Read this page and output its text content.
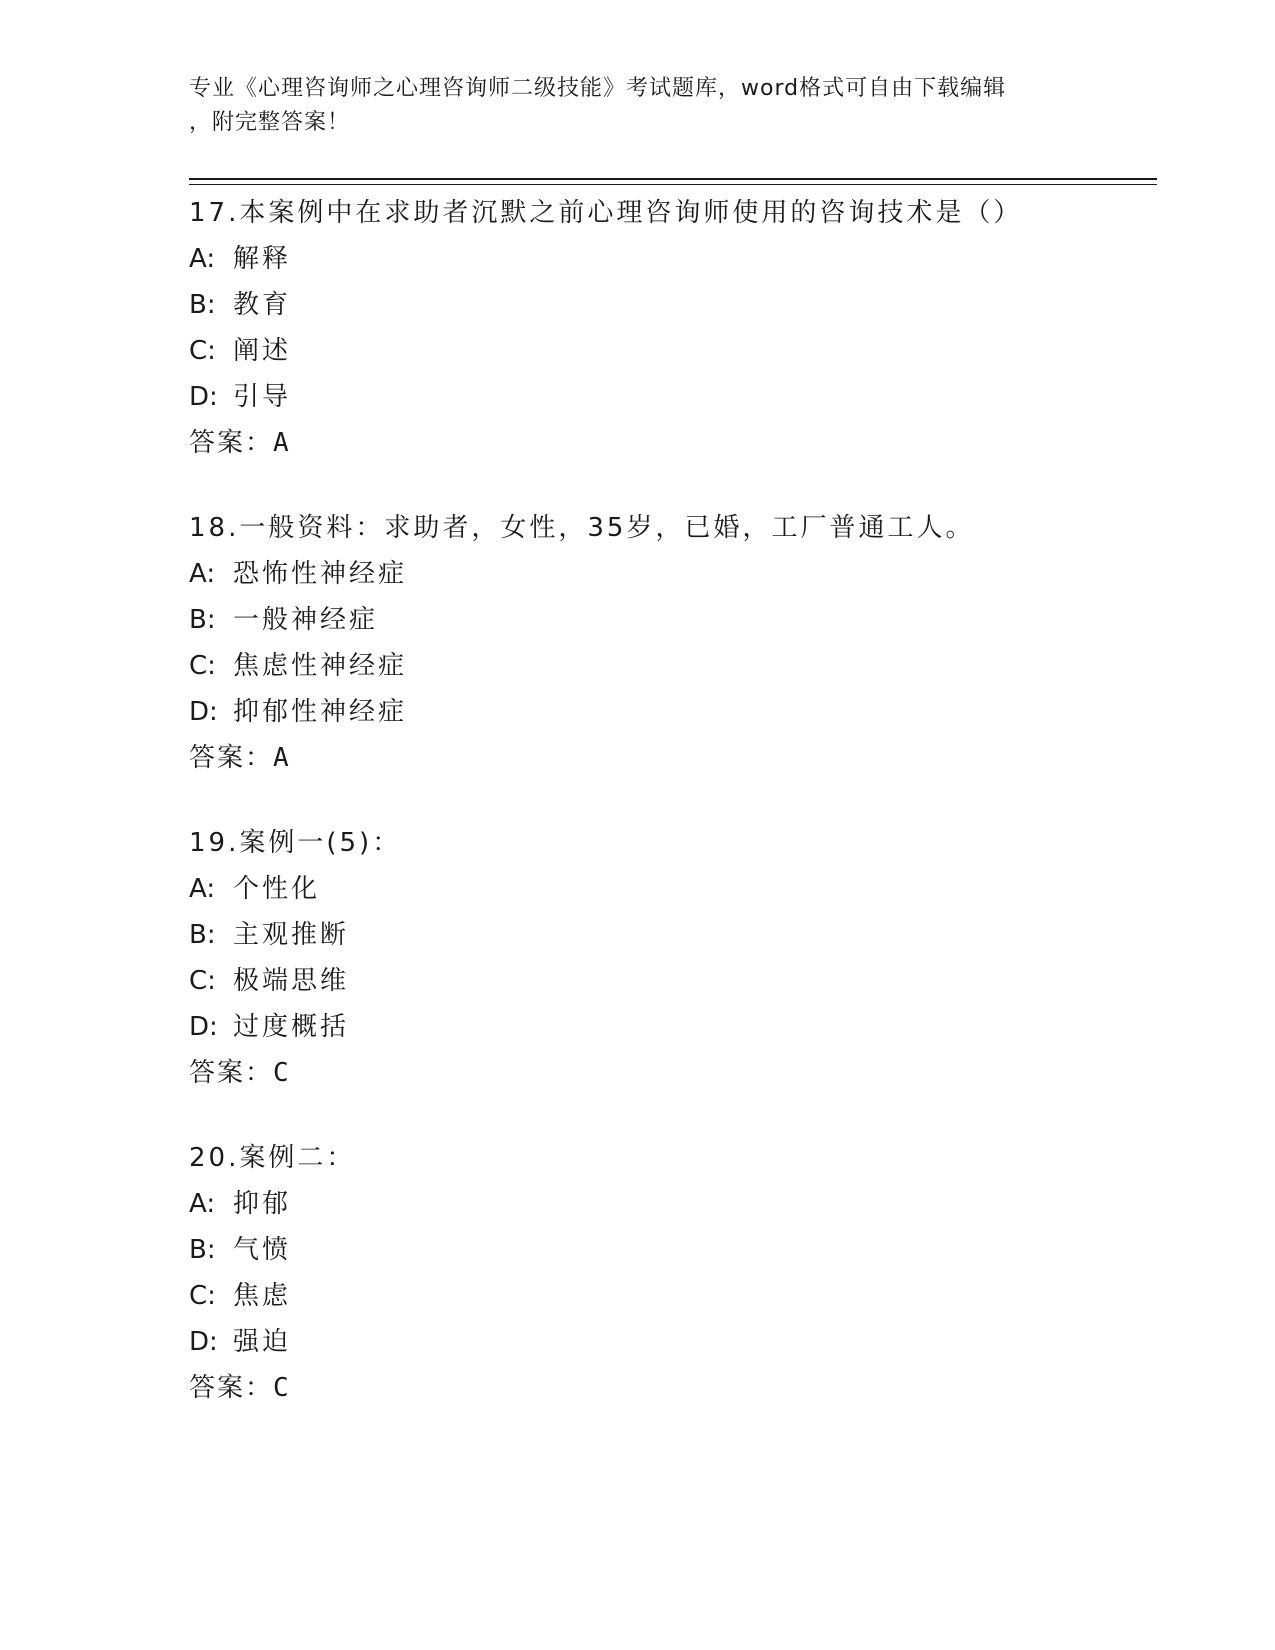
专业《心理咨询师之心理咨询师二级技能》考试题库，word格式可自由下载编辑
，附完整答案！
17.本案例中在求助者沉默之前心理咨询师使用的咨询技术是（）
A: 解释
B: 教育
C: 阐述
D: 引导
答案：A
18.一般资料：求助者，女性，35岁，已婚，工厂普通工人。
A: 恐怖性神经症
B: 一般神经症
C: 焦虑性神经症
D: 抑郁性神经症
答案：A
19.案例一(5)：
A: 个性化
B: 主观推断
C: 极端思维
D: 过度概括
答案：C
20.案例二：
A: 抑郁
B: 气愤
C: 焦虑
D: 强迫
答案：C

==

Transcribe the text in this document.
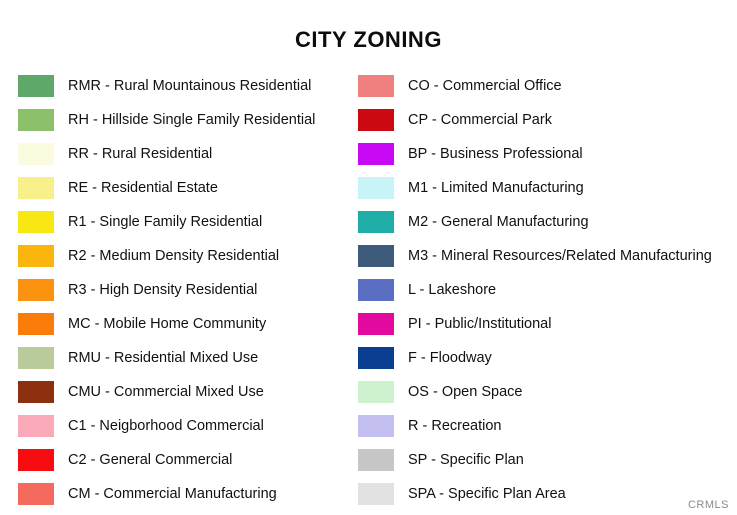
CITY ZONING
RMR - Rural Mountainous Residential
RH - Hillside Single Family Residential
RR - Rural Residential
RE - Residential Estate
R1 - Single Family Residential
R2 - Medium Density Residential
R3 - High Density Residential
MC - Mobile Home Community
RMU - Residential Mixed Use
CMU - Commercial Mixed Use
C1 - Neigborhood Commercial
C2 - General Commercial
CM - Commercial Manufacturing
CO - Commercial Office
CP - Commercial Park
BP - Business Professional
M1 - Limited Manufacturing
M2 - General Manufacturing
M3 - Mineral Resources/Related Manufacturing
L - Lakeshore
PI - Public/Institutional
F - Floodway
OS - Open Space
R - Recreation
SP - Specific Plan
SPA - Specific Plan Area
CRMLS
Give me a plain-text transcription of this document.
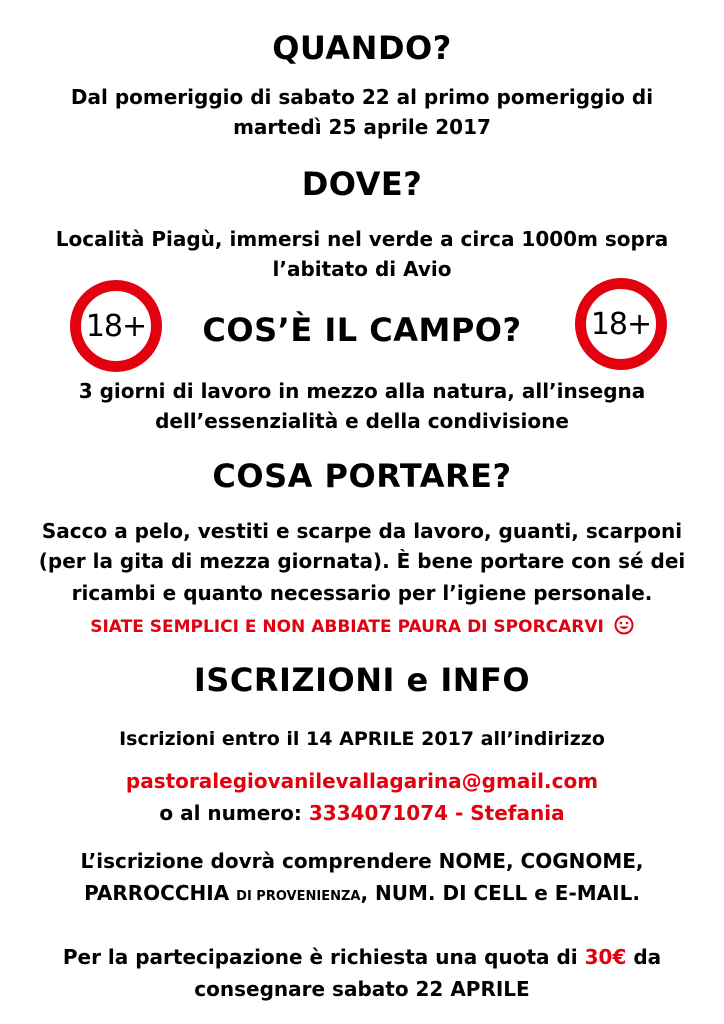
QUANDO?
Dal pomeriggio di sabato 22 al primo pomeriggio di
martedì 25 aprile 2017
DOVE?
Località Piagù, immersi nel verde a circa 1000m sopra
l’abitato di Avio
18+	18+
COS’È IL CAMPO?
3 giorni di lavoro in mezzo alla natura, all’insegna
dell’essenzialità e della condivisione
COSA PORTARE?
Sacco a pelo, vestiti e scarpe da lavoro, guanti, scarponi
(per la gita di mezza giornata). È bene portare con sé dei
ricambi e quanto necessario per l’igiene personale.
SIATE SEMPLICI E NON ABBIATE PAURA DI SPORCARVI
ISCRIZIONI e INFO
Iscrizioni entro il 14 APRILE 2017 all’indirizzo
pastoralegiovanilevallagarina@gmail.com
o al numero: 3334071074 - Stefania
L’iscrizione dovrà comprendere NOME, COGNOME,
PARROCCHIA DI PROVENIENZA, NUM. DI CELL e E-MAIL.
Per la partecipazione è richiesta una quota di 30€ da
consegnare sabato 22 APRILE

What you are asked to do:
From the entries above, list each line with "Rural" in it.

Final result:
RMR - Rural Mountainous Residential
RR - Rural Residential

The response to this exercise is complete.